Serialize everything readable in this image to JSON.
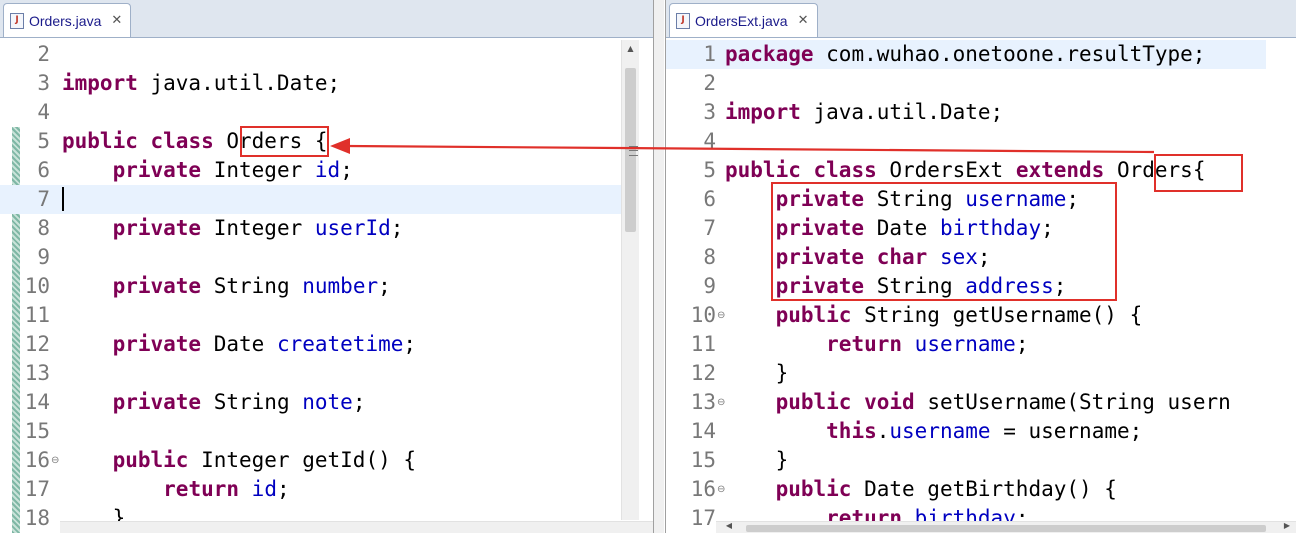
{
  "left_editor": {
    "tab_label": "Orders.java",
    "lines": [
      {
        "n": "2",
        "tokens": []
      },
      {
        "n": "3",
        "tokens": [
          {
            "t": "import",
            "k": "kw"
          },
          {
            "t": " java.util.Date;",
            "k": ""
          }
        ]
      },
      {
        "n": "4",
        "tokens": []
      },
      {
        "n": "5",
        "tokens": [
          {
            "t": "public",
            "k": "kw"
          },
          {
            "t": " ",
            "k": ""
          },
          {
            "t": "class",
            "k": "kw"
          },
          {
            "t": " Orders {",
            "k": ""
          }
        ]
      },
      {
        "n": "6",
        "tokens": [
          {
            "t": "    ",
            "k": ""
          },
          {
            "t": "private",
            "k": "kw"
          },
          {
            "t": " Integer ",
            "k": ""
          },
          {
            "t": "id",
            "k": "fld"
          },
          {
            "t": ";",
            "k": ""
          }
        ]
      },
      {
        "n": "7",
        "tokens": []
      },
      {
        "n": "8",
        "tokens": [
          {
            "t": "    ",
            "k": ""
          },
          {
            "t": "private",
            "k": "kw"
          },
          {
            "t": " Integer ",
            "k": ""
          },
          {
            "t": "userId",
            "k": "fld"
          },
          {
            "t": ";",
            "k": ""
          }
        ]
      },
      {
        "n": "9",
        "tokens": []
      },
      {
        "n": "10",
        "tokens": [
          {
            "t": "    ",
            "k": ""
          },
          {
            "t": "private",
            "k": "kw"
          },
          {
            "t": " String ",
            "k": ""
          },
          {
            "t": "number",
            "k": "fld"
          },
          {
            "t": ";",
            "k": ""
          }
        ]
      },
      {
        "n": "11",
        "tokens": []
      },
      {
        "n": "12",
        "tokens": [
          {
            "t": "    ",
            "k": ""
          },
          {
            "t": "private",
            "k": "kw"
          },
          {
            "t": " Date ",
            "k": ""
          },
          {
            "t": "createtime",
            "k": "fld"
          },
          {
            "t": ";",
            "k": ""
          }
        ]
      },
      {
        "n": "13",
        "tokens": []
      },
      {
        "n": "14",
        "tokens": [
          {
            "t": "    ",
            "k": ""
          },
          {
            "t": "private",
            "k": "kw"
          },
          {
            "t": " String ",
            "k": ""
          },
          {
            "t": "note",
            "k": "fld"
          },
          {
            "t": ";",
            "k": ""
          }
        ]
      },
      {
        "n": "15",
        "tokens": []
      },
      {
        "n": "16",
        "fold": "⊖",
        "tokens": [
          {
            "t": "    ",
            "k": ""
          },
          {
            "t": "public",
            "k": "kw"
          },
          {
            "t": " Integer getId() {",
            "k": ""
          }
        ]
      },
      {
        "n": "17",
        "tokens": [
          {
            "t": "        ",
            "k": ""
          },
          {
            "t": "return",
            "k": "kw"
          },
          {
            "t": " ",
            "k": ""
          },
          {
            "t": "id",
            "k": "fld"
          },
          {
            "t": ";",
            "k": ""
          }
        ]
      },
      {
        "n": "18",
        "tokens": [
          {
            "t": "    }",
            "k": ""
          }
        ]
      }
    ]
  },
  "right_editor": {
    "tab_label": "OrdersExt.java",
    "lines": [
      {
        "n": "1",
        "tokens": [
          {
            "t": "package",
            "k": "kw"
          },
          {
            "t": " com.wuhao.onetoone.resultType;",
            "k": ""
          }
        ]
      },
      {
        "n": "2",
        "tokens": []
      },
      {
        "n": "3",
        "tokens": [
          {
            "t": "import",
            "k": "kw"
          },
          {
            "t": " java.util.Date;",
            "k": ""
          }
        ]
      },
      {
        "n": "4",
        "tokens": []
      },
      {
        "n": "5",
        "tokens": [
          {
            "t": "public",
            "k": "kw"
          },
          {
            "t": " ",
            "k": ""
          },
          {
            "t": "class",
            "k": "kw"
          },
          {
            "t": " OrdersExt ",
            "k": ""
          },
          {
            "t": "extends",
            "k": "kw"
          },
          {
            "t": " Orders{",
            "k": ""
          }
        ]
      },
      {
        "n": "6",
        "tokens": [
          {
            "t": "    ",
            "k": ""
          },
          {
            "t": "private",
            "k": "kw"
          },
          {
            "t": " String ",
            "k": ""
          },
          {
            "t": "username",
            "k": "fld"
          },
          {
            "t": ";",
            "k": ""
          }
        ]
      },
      {
        "n": "7",
        "tokens": [
          {
            "t": "    ",
            "k": ""
          },
          {
            "t": "private",
            "k": "kw"
          },
          {
            "t": " Date ",
            "k": ""
          },
          {
            "t": "birthday",
            "k": "fld"
          },
          {
            "t": ";",
            "k": ""
          }
        ]
      },
      {
        "n": "8",
        "tokens": [
          {
            "t": "    ",
            "k": ""
          },
          {
            "t": "private",
            "k": "kw"
          },
          {
            "t": " ",
            "k": ""
          },
          {
            "t": "char",
            "k": "kw"
          },
          {
            "t": " ",
            "k": ""
          },
          {
            "t": "sex",
            "k": "fld"
          },
          {
            "t": ";",
            "k": ""
          }
        ]
      },
      {
        "n": "9",
        "tokens": [
          {
            "t": "    ",
            "k": ""
          },
          {
            "t": "private",
            "k": "kw"
          },
          {
            "t": " String ",
            "k": ""
          },
          {
            "t": "address",
            "k": "fld"
          },
          {
            "t": ";",
            "k": ""
          }
        ]
      },
      {
        "n": "10",
        "fold": "⊖",
        "tokens": [
          {
            "t": "    ",
            "k": ""
          },
          {
            "t": "public",
            "k": "kw"
          },
          {
            "t": " String getUsername() {",
            "k": ""
          }
        ]
      },
      {
        "n": "11",
        "tokens": [
          {
            "t": "        ",
            "k": ""
          },
          {
            "t": "return",
            "k": "kw"
          },
          {
            "t": " ",
            "k": ""
          },
          {
            "t": "username",
            "k": "fld"
          },
          {
            "t": ";",
            "k": ""
          }
        ]
      },
      {
        "n": "12",
        "tokens": [
          {
            "t": "    }",
            "k": ""
          }
        ]
      },
      {
        "n": "13",
        "fold": "⊖",
        "tokens": [
          {
            "t": "    ",
            "k": ""
          },
          {
            "t": "public",
            "k": "kw"
          },
          {
            "t": " ",
            "k": ""
          },
          {
            "t": "void",
            "k": "kw"
          },
          {
            "t": " setUsername(String usern",
            "k": ""
          }
        ]
      },
      {
        "n": "14",
        "tokens": [
          {
            "t": "        ",
            "k": ""
          },
          {
            "t": "this",
            "k": "kw"
          },
          {
            "t": ".",
            "k": ""
          },
          {
            "t": "username",
            "k": "fld"
          },
          {
            "t": " = username;",
            "k": ""
          }
        ]
      },
      {
        "n": "15",
        "tokens": [
          {
            "t": "    }",
            "k": ""
          }
        ]
      },
      {
        "n": "16",
        "fold": "⊖",
        "tokens": [
          {
            "t": "    ",
            "k": ""
          },
          {
            "t": "public",
            "k": "kw"
          },
          {
            "t": " Date getBirthday() {",
            "k": ""
          }
        ]
      },
      {
        "n": "17",
        "tokens": [
          {
            "t": "        ",
            "k": ""
          },
          {
            "t": "return",
            "k": "kw"
          },
          {
            "t": " ",
            "k": ""
          },
          {
            "t": "birthday",
            "k": "fld"
          },
          {
            "t": ";",
            "k": ""
          }
        ]
      }
    ]
  },
  "icons": {
    "file": "java-file-icon",
    "close": "close-icon",
    "scroll_up": "scroll-up-arrow-icon",
    "scroll_left": "scroll-left-arrow-icon",
    "scroll_right": "scroll-right-arrow-icon"
  },
  "colors": {
    "keyword": "#7f0055",
    "field": "#0000c0",
    "annotation": "#e0302a",
    "current_line": "#e8f2fe"
  }
}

# What the exercise asks
Copy every line above word for word and exclude the pictures.

# Answer below
Serialize everything readable in this image to JSON.
{
  "left_editor": {
    "tab_label": "Orders.java",
    "lines": [
      {
        "n": "2",
        "tokens": []
      },
      {
        "n": "3",
        "tokens": [
          {
            "t": "import",
            "k": "kw"
          },
          {
            "t": " java.util.Date;",
            "k": ""
          }
        ]
      },
      {
        "n": "4",
        "tokens": []
      },
      {
        "n": "5",
        "tokens": [
          {
            "t": "public",
            "k": "kw"
          },
          {
            "t": " ",
            "k": ""
          },
          {
            "t": "class",
            "k": "kw"
          },
          {
            "t": " Orders {",
            "k": ""
          }
        ]
      },
      {
        "n": "6",
        "tokens": [
          {
            "t": "    ",
            "k": ""
          },
          {
            "t": "private",
            "k": "kw"
          },
          {
            "t": " Integer ",
            "k": ""
          },
          {
            "t": "id",
            "k": "fld"
          },
          {
            "t": ";",
            "k": ""
          }
        ]
      },
      {
        "n": "7",
        "tokens": []
      },
      {
        "n": "8",
        "tokens": [
          {
            "t": "    ",
            "k": ""
          },
          {
            "t": "private",
            "k": "kw"
          },
          {
            "t": " Integer ",
            "k": ""
          },
          {
            "t": "userId",
            "k": "fld"
          },
          {
            "t": ";",
            "k": ""
          }
        ]
      },
      {
        "n": "9",
        "tokens": []
      },
      {
        "n": "10",
        "tokens": [
          {
            "t": "    ",
            "k": ""
          },
          {
            "t": "private",
            "k": "kw"
          },
          {
            "t": " String ",
            "k": ""
          },
          {
            "t": "number",
            "k": "fld"
          },
          {
            "t": ";",
            "k": ""
          }
        ]
      },
      {
        "n": "11",
        "tokens": []
      },
      {
        "n": "12",
        "tokens": [
          {
            "t": "    ",
            "k": ""
          },
          {
            "t": "private",
            "k": "kw"
          },
          {
            "t": " Date ",
            "k": ""
          },
          {
            "t": "createtime",
            "k": "fld"
          },
          {
            "t": ";",
            "k": ""
          }
        ]
      },
      {
        "n": "13",
        "tokens": []
      },
      {
        "n": "14",
        "tokens": [
          {
            "t": "    ",
            "k": ""
          },
          {
            "t": "private",
            "k": "kw"
          },
          {
            "t": " String ",
            "k": ""
          },
          {
            "t": "note",
            "k": "fld"
          },
          {
            "t": ";",
            "k": ""
          }
        ]
      },
      {
        "n": "15",
        "tokens": []
      },
      {
        "n": "16",
        "fold": "⊖",
        "tokens": [
          {
            "t": "    ",
            "k": ""
          },
          {
            "t": "public",
            "k": "kw"
          },
          {
            "t": " Integer getId() {",
            "k": ""
          }
        ]
      },
      {
        "n": "17",
        "tokens": [
          {
            "t": "        ",
            "k": ""
          },
          {
            "t": "return",
            "k": "kw"
          },
          {
            "t": " ",
            "k": ""
          },
          {
            "t": "id",
            "k": "fld"
          },
          {
            "t": ";",
            "k": ""
          }
        ]
      },
      {
        "n": "18",
        "tokens": [
          {
            "t": "    }",
            "k": ""
          }
        ]
      }
    ]
  },
  "right_editor": {
    "tab_label": "OrdersExt.java",
    "lines": [
      {
        "n": "1",
        "tokens": [
          {
            "t": "package",
            "k": "kw"
          },
          {
            "t": " com.wuhao.onetoone.resultType;",
            "k": ""
          }
        ]
      },
      {
        "n": "2",
        "tokens": []
      },
      {
        "n": "3",
        "tokens": [
          {
            "t": "import",
            "k": "kw"
          },
          {
            "t": " java.util.Date;",
            "k": ""
          }
        ]
      },
      {
        "n": "4",
        "tokens": []
      },
      {
        "n": "5",
        "tokens": [
          {
            "t": "public",
            "k": "kw"
          },
          {
            "t": " ",
            "k": ""
          },
          {
            "t": "class",
            "k": "kw"
          },
          {
            "t": " OrdersExt ",
            "k": ""
          },
          {
            "t": "extends",
            "k": "kw"
          },
          {
            "t": " Orders{",
            "k": ""
          }
        ]
      },
      {
        "n": "6",
        "tokens": [
          {
            "t": "    ",
            "k": ""
          },
          {
            "t": "private",
            "k": "kw"
          },
          {
            "t": " String ",
            "k": ""
          },
          {
            "t": "username",
            "k": "fld"
          },
          {
            "t": ";",
            "k": ""
          }
        ]
      },
      {
        "n": "7",
        "tokens": [
          {
            "t": "    ",
            "k": ""
          },
          {
            "t": "private",
            "k": "kw"
          },
          {
            "t": " Date ",
            "k": ""
          },
          {
            "t": "birthday",
            "k": "fld"
          },
          {
            "t": ";",
            "k": ""
          }
        ]
      },
      {
        "n": "8",
        "tokens": [
          {
            "t": "    ",
            "k": ""
          },
          {
            "t": "private",
            "k": "kw"
          },
          {
            "t": " ",
            "k": ""
          },
          {
            "t": "char",
            "k": "kw"
          },
          {
            "t": " ",
            "k": ""
          },
          {
            "t": "sex",
            "k": "fld"
          },
          {
            "t": ";",
            "k": ""
          }
        ]
      },
      {
        "n": "9",
        "tokens": [
          {
            "t": "    ",
            "k": ""
          },
          {
            "t": "private",
            "k": "kw"
          },
          {
            "t": " String ",
            "k": ""
          },
          {
            "t": "address",
            "k": "fld"
          },
          {
            "t": ";",
            "k": ""
          }
        ]
      },
      {
        "n": "10",
        "fold": "⊖",
        "tokens": [
          {
            "t": "    ",
            "k": ""
          },
          {
            "t": "public",
            "k": "kw"
          },
          {
            "t": " String getUsername() {",
            "k": ""
          }
        ]
      },
      {
        "n": "11",
        "tokens": [
          {
            "t": "        ",
            "k": ""
          },
          {
            "t": "return",
            "k": "kw"
          },
          {
            "t": " ",
            "k": ""
          },
          {
            "t": "username",
            "k": "fld"
          },
          {
            "t": ";",
            "k": ""
          }
        ]
      },
      {
        "n": "12",
        "tokens": [
          {
            "t": "    }",
            "k": ""
          }
        ]
      },
      {
        "n": "13",
        "fold": "⊖",
        "tokens": [
          {
            "t": "    ",
            "k": ""
          },
          {
            "t": "public",
            "k": "kw"
          },
          {
            "t": " ",
            "k": ""
          },
          {
            "t": "void",
            "k": "kw"
          },
          {
            "t": " setUsername(String usern",
            "k": ""
          }
        ]
      },
      {
        "n": "14",
        "tokens": [
          {
            "t": "        ",
            "k": ""
          },
          {
            "t": "this",
            "k": "kw"
          },
          {
            "t": ".",
            "k": ""
          },
          {
            "t": "username",
            "k": "fld"
          },
          {
            "t": " = username;",
            "k": ""
          }
        ]
      },
      {
        "n": "15",
        "tokens": [
          {
            "t": "    }",
            "k": ""
          }
        ]
      },
      {
        "n": "16",
        "fold": "⊖",
        "tokens": [
          {
            "t": "    ",
            "k": ""
          },
          {
            "t": "public",
            "k": "kw"
          },
          {
            "t": " Date getBirthday() {",
            "k": ""
          }
        ]
      },
      {
        "n": "17",
        "tokens": [
          {
            "t": "        ",
            "k": ""
          },
          {
            "t": "return",
            "k": "kw"
          },
          {
            "t": " ",
            "k": ""
          },
          {
            "t": "birthday",
            "k": "fld"
          },
          {
            "t": ";",
            "k": ""
          }
        ]
      }
    ]
  },
  "icons": {
    "file": "java-file-icon",
    "close": "close-icon",
    "scroll_up": "scroll-up-arrow-icon",
    "scroll_left": "scroll-left-arrow-icon",
    "scroll_right": "scroll-right-arrow-icon"
  },
  "colors": {
    "keyword": "#7f0055",
    "field": "#0000c0",
    "annotation": "#e0302a",
    "current_line": "#e8f2fe"
  }
}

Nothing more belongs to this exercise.